TASK DIRECTIONS :: What is the number of lines in the data that hold the string "Positive"? Reply with that number only.

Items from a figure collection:
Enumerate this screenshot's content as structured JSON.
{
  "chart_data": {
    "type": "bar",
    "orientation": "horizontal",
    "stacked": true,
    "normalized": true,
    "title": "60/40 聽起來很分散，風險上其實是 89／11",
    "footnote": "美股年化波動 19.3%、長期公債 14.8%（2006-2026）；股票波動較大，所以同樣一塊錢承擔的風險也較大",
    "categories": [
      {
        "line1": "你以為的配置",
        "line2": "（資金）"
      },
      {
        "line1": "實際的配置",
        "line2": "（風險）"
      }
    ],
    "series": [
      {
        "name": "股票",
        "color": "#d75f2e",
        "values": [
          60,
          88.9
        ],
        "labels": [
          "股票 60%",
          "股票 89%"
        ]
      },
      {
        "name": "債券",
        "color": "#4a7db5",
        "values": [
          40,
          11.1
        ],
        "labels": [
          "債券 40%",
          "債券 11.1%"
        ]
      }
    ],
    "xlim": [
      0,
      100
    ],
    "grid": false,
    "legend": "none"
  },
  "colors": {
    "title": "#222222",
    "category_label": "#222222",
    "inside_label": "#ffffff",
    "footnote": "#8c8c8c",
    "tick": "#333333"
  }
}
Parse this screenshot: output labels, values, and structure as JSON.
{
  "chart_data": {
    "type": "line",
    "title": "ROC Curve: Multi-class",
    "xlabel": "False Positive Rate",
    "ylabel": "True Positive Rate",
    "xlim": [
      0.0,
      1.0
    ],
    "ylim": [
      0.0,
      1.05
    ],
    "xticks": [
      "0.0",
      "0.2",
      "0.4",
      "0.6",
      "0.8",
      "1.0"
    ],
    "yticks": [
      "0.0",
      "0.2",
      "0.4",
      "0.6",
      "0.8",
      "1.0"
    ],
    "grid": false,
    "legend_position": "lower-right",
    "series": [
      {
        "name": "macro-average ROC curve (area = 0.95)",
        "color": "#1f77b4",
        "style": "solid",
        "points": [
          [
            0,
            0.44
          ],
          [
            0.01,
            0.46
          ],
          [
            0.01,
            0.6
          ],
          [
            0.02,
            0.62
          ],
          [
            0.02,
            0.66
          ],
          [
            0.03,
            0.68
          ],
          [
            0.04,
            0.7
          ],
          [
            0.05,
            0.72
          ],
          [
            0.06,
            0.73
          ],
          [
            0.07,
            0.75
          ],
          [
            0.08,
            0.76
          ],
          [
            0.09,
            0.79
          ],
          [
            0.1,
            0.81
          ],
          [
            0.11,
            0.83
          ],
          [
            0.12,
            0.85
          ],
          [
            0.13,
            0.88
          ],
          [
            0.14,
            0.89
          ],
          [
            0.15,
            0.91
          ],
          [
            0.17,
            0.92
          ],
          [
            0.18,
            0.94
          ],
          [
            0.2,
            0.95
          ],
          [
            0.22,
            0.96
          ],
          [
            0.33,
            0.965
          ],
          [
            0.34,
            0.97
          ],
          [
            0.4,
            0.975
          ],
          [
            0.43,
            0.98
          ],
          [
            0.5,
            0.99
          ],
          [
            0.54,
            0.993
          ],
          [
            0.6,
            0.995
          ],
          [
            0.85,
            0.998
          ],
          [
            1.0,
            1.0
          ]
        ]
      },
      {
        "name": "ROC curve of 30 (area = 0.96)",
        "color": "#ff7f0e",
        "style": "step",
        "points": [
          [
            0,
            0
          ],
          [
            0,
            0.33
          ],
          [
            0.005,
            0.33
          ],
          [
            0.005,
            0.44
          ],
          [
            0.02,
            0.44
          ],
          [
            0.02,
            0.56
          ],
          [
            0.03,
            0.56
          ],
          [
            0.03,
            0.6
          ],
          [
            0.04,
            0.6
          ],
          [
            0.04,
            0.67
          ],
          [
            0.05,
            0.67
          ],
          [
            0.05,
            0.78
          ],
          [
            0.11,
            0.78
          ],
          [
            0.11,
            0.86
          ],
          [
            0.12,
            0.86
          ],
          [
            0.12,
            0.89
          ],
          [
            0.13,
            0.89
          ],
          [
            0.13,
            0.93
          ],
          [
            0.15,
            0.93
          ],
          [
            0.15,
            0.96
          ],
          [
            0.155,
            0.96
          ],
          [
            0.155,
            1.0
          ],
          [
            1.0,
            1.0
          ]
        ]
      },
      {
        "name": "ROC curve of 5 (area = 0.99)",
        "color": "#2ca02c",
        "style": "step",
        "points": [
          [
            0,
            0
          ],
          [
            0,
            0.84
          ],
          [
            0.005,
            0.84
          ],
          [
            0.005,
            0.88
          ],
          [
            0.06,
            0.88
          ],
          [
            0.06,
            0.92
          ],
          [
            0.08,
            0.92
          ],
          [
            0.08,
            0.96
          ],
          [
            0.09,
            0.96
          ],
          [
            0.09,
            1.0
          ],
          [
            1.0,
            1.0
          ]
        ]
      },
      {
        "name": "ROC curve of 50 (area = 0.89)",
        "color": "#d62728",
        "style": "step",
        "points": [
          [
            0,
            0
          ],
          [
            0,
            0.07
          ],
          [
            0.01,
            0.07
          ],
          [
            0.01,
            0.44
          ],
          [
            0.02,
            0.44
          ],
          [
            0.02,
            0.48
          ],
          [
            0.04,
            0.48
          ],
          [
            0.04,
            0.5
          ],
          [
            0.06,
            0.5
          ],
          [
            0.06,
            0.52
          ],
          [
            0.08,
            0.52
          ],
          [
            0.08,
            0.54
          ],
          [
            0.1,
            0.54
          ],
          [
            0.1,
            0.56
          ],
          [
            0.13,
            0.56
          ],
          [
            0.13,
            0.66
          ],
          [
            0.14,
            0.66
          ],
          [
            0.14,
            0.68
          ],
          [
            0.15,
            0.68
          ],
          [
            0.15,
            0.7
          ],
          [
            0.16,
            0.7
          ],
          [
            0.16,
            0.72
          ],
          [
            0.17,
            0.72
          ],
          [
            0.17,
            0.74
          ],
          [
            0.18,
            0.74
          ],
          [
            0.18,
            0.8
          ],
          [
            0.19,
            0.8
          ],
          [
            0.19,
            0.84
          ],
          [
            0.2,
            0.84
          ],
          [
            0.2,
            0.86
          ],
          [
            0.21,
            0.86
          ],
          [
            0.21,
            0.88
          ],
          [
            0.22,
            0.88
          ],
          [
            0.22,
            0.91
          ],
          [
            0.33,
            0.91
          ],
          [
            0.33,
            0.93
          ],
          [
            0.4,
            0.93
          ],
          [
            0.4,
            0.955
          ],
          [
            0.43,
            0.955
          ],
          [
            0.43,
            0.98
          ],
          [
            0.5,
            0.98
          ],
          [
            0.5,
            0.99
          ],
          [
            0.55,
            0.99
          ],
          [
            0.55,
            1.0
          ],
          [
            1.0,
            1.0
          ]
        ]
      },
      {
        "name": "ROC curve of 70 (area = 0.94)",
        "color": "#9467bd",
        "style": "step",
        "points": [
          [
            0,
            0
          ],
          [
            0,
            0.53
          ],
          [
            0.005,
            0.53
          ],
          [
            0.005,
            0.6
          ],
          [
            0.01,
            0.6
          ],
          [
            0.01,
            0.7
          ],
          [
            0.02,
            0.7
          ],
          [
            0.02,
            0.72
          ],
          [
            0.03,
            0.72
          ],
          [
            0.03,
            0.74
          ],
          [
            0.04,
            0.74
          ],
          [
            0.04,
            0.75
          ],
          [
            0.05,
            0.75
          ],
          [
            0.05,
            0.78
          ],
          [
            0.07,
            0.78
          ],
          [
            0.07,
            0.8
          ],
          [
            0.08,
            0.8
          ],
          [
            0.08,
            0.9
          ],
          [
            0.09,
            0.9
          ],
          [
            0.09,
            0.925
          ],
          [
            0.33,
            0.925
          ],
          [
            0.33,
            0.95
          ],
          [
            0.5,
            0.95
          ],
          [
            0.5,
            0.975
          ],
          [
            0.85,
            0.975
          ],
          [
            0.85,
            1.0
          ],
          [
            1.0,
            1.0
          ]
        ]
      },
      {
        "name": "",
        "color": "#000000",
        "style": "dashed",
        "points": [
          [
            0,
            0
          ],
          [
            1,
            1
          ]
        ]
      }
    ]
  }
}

OUTPUT BELOW :: 2